Stored items

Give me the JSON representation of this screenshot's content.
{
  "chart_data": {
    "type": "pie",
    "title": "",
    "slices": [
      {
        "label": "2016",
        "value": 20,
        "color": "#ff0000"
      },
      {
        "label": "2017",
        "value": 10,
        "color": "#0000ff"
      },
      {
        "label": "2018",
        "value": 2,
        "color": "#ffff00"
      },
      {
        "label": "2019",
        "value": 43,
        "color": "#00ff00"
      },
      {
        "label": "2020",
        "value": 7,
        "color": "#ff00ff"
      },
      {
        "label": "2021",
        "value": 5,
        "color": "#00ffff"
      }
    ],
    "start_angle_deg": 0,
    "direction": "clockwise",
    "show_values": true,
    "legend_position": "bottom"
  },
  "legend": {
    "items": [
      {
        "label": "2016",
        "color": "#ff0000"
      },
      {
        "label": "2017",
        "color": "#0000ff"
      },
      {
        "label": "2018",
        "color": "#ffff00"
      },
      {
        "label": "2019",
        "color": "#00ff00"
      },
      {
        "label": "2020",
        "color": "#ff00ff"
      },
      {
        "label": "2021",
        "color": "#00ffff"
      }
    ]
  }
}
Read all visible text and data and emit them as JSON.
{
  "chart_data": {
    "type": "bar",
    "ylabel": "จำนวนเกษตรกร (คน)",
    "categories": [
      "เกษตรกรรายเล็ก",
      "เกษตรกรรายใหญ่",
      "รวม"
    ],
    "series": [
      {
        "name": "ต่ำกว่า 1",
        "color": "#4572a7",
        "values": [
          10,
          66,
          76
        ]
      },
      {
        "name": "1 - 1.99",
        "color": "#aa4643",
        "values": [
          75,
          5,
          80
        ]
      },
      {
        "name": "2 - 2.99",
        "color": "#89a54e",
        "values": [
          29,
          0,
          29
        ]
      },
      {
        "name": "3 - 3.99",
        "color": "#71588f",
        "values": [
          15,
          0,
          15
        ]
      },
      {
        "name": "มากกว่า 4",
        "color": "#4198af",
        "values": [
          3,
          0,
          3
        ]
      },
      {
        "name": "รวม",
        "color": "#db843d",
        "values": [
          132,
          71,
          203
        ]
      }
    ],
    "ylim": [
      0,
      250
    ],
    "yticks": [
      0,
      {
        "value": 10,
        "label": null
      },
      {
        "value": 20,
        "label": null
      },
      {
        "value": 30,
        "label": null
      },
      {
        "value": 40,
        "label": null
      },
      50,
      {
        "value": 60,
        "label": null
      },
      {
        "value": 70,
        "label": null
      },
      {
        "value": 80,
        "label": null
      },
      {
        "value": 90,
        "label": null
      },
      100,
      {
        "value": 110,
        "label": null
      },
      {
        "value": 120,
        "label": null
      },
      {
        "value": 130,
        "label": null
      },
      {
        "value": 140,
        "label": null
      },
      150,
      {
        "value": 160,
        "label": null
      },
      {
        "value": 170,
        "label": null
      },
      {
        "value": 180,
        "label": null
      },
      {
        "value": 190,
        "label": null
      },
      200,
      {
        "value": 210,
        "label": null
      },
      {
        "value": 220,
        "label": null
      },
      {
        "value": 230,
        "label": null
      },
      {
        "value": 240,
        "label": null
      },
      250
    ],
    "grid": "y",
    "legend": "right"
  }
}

• _Your instructions_
Repeat every record exactly as written, please.

• _Response_
Give me the JSON representation of this screenshot's content.
{
  "chart_data": {
    "type": "pie",
    "title": "",
    "slices": [
      {
        "label": "2016",
        "value": 20,
        "color": "#ff0000"
      },
      {
        "label": "2017",
        "value": 10,
        "color": "#0000ff"
      },
      {
        "label": "2018",
        "value": 2,
        "color": "#ffff00"
      },
      {
        "label": "2019",
        "value": 43,
        "color": "#00ff00"
      },
      {
        "label": "2020",
        "value": 7,
        "color": "#ff00ff"
      },
      {
        "label": "2021",
        "value": 5,
        "color": "#00ffff"
      }
    ],
    "start_angle_deg": 0,
    "direction": "clockwise",
    "show_values": true,
    "legend_position": "bottom"
  },
  "legend": {
    "items": [
      {
        "label": "2016",
        "color": "#ff0000"
      },
      {
        "label": "2017",
        "color": "#0000ff"
      },
      {
        "label": "2018",
        "color": "#ffff00"
      },
      {
        "label": "2019",
        "color": "#00ff00"
      },
      {
        "label": "2020",
        "color": "#ff00ff"
      },
      {
        "label": "2021",
        "color": "#00ffff"
      }
    ]
  }
}
Read all visible text and data and emit them as JSON.
{
  "chart_data": {
    "type": "bar",
    "ylabel": "จำนวนเกษตรกร (คน)",
    "categories": [
      "เกษตรกรรายเล็ก",
      "เกษตรกรรายใหญ่",
      "รวม"
    ],
    "series": [
      {
        "name": "ต่ำกว่า 1",
        "color": "#4572a7",
        "values": [
          10,
          66,
          76
        ]
      },
      {
        "name": "1 - 1.99",
        "color": "#aa4643",
        "values": [
          75,
          5,
          80
        ]
      },
      {
        "name": "2 - 2.99",
        "color": "#89a54e",
        "values": [
          29,
          0,
          29
        ]
      },
      {
        "name": "3 - 3.99",
        "color": "#71588f",
        "values": [
          15,
          0,
          15
        ]
      },
      {
        "name": "มากกว่า 4",
        "color": "#4198af",
        "values": [
          3,
          0,
          3
        ]
      },
      {
        "name": "รวม",
        "color": "#db843d",
        "values": [
          132,
          71,
          203
        ]
      }
    ],
    "ylim": [
      0,
      250
    ],
    "yticks": [
      0,
      {
        "value": 10,
        "label": null
      },
      {
        "value": 20,
        "label": null
      },
      {
        "value": 30,
        "label": null
      },
      {
        "value": 40,
        "label": null
      },
      50,
      {
        "value": 60,
        "label": null
      },
      {
        "value": 70,
        "label": null
      },
      {
        "value": 80,
        "label": null
      },
      {
        "value": 90,
        "label": null
      },
      100,
      {
        "value": 110,
        "label": null
      },
      {
        "value": 120,
        "label": null
      },
      {
        "value": 130,
        "label": null
      },
      {
        "value": 140,
        "label": null
      },
      150,
      {
        "value": 160,
        "label": null
      },
      {
        "value": 170,
        "label": null
      },
      {
        "value": 180,
        "label": null
      },
      {
        "value": 190,
        "label": null
      },
      200,
      {
        "value": 210,
        "label": null
      },
      {
        "value": 220,
        "label": null
      },
      {
        "value": 230,
        "label": null
      },
      {
        "value": 240,
        "label": null
      },
      250
    ],
    "grid": "y",
    "legend": "right"
  }
}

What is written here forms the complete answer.